-- START DATASET --

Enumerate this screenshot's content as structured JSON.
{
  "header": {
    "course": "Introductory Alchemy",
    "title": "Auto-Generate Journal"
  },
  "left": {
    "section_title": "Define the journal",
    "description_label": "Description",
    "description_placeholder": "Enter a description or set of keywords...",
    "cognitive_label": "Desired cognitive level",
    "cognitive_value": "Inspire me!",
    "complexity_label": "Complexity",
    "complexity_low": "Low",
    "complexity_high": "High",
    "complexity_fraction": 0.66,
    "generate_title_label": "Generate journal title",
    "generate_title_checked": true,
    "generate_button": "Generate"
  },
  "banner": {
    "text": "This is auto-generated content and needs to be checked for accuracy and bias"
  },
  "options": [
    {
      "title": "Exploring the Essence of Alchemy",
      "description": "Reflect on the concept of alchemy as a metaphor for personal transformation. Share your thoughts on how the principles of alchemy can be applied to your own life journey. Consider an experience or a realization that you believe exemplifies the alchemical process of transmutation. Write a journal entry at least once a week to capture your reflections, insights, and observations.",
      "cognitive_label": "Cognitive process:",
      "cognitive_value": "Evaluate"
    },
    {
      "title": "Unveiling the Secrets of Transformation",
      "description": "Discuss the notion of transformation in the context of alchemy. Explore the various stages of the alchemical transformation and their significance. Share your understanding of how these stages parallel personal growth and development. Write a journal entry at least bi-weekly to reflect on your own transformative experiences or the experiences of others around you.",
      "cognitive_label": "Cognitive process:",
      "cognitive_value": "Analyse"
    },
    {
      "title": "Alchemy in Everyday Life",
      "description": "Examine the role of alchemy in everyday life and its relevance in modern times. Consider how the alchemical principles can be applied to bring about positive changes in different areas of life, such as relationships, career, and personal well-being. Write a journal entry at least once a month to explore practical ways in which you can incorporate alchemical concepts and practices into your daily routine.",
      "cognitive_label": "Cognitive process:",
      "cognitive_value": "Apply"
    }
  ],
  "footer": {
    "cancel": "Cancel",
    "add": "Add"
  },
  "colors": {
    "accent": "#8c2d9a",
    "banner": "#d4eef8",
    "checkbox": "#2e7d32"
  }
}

-- END DATASET --

- EXERCISE -
Identify the lines in the entries above that contain "content", then copy them out.

- TASK OUTPUT -
Enumerate this screenshot's content as structured JSON.
    "text": "This is auto-generated content and needs to be checked for accuracy and bias"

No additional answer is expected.